§ 抜粋文
________________________________________
それはMR技術が「リアルとバーチャルを深く融合させる」ことを可能にするからだ。
そこで本記事では、MR用HMDの代表としてマイクロソフトの「HoloLens」を取り上げて、「融合」の具体的事例を分野ごとに概観していく。MR技術によってどのような社会的変化が起こり得るのか、その未来像を僅かでも掴んでいただけたら幸いだ。
「MR」の概要
MRとは?
まずは「そもそもMRって一体何なの?」という最も基本的な話から確認していこう。既に知っているという方はこの節は読み飛ばして先を読み進めてほしい。
MRは「複合現実(Mixed Reality)」。MRの特徴は、VRとAR両方の性質を合わせもっている点にある。
簡単に言えばMRを使えばVR空間で体験するようなコンテンツを、ARのように現実世界にオーバーラップさせて体験することが可能となる。ただし、単にオーバーラップさせるだけではない。ARと比較すると、MRは現実世界をデジタルコンテンツとより高度に相互作用させるのだ。
動画が伝えるMRの現在
言葉だけでは抽象的でわかりにくいので、動画を見てもらうのが一番だ。上記の動画は2016年3月にマイクロソフトが公開した動画だ。この動画では、実際のMRの活用事例が分かりやすく整理されている。
動画では、台所に置く冷蔵庫などを実際に配置した様子をMRでシミュレートできるショッピングサービスや、脳のホログラム映像が導入された大学の解剖学の講義、そして「つまむ」動作でバーチャルの建物を現実の模型図の上に配置したりする様子が描かれている。
________________________________________
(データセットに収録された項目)
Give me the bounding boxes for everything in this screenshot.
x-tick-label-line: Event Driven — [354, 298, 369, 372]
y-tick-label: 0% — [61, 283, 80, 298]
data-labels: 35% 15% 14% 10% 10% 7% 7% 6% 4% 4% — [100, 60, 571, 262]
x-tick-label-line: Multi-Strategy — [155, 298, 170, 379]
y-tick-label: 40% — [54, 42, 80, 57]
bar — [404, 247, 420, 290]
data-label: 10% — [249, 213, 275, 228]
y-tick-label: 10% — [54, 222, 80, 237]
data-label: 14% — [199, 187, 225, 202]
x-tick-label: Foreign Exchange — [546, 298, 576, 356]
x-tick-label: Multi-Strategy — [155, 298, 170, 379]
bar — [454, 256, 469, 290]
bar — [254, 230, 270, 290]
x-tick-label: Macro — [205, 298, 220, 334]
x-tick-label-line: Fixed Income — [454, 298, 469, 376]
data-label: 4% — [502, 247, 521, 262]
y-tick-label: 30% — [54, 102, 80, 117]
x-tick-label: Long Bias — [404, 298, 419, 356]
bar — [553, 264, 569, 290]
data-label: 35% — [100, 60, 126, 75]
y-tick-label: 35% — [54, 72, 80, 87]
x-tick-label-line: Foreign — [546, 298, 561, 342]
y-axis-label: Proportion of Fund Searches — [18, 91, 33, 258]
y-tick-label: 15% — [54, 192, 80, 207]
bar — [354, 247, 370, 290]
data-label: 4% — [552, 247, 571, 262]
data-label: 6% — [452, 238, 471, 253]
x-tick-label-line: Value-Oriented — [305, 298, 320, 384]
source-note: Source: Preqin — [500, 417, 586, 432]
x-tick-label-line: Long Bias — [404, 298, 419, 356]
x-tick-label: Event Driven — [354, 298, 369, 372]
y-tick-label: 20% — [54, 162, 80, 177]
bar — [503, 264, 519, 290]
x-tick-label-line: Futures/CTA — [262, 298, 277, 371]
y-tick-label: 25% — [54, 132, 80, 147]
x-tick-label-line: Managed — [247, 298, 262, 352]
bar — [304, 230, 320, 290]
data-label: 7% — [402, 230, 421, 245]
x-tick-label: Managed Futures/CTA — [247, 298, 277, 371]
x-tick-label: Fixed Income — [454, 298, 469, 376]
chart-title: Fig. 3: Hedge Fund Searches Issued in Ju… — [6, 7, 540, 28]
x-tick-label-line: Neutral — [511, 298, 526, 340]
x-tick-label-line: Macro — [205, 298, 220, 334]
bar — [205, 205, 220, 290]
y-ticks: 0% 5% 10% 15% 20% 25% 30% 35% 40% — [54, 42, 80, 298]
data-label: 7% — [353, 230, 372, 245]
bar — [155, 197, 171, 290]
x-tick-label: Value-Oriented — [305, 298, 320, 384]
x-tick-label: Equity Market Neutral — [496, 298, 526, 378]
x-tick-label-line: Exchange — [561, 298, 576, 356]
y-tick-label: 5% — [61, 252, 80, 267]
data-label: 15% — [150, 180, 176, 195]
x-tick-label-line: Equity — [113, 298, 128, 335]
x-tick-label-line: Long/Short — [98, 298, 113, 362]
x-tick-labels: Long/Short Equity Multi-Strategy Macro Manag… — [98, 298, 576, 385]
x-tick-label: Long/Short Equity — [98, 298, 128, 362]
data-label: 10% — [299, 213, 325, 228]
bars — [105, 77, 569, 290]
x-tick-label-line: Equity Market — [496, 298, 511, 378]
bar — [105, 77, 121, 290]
________________________________________
§ 取り組む課題
1. MRについての抜粋文のうち、「それはMR技術が「リアルとバーチャルを深く融合させる」ことを可能にするからだ。」で始まり「も掴んでいただけたら幸いだ。」までの部分を、「HoloLens」を「ホロレンズ」に置き換えて書き直す。
2. MRについての抜粋文を、最後の文の後から書き継ぐ。
記録は別の出典から取ったものだ。

§ 課題の解答
1.
それはMR技術が「リアルとバーチャルを深く融合させる」ことを可能にするからだ。
そこで本記事では、MR用HMDの代表としてマイクロソフトの「ホロレンズ」を取り上げて、「融合」の具体的事例を分野ごとに概観していく。MR技術によってどのような社会的変化が起こり得るのか、その未来像を僅かでも掴んでいただけたら幸いだ。

2.
このようにMRはVRやARよりも、ユーザーのいる現実世界から仮想世界に対して、より柔軟に影響力を行使しやすい。この意味で、MRはリアルとバーチャルをより深く融合させることが出来るのだ。
「教育」×HoloLens
先の動画で紹介されていた以外にも、既にHololensは様々な分野で活用されている。以下ではテーマごとに、HoloLensの活用事例を取り上げていこう。
まずは「教育」。
解剖学の講義で実践されていたが、生徒の理解を深めるために視覚的な方法を授業に取り入れることが重要なのは言うまでもない。その点でHoloLensを教育現場に導入することには十分な意義がある。
国内では通信制高校「N高」が入学式でHoloLensを使用したとして話題になった。ここで紹介しているのはいずれも海外の事例だが、いずれ日本でも同様の試みが広がっていくだろう。
Hololensで「天体」を学ぶ
ノルウェーの小学生は、太陽系の授業でHoloLensを使用した。
動画では授業内で生徒たちがHoloLensを使って惑星の位置を確認している様子が確認できる。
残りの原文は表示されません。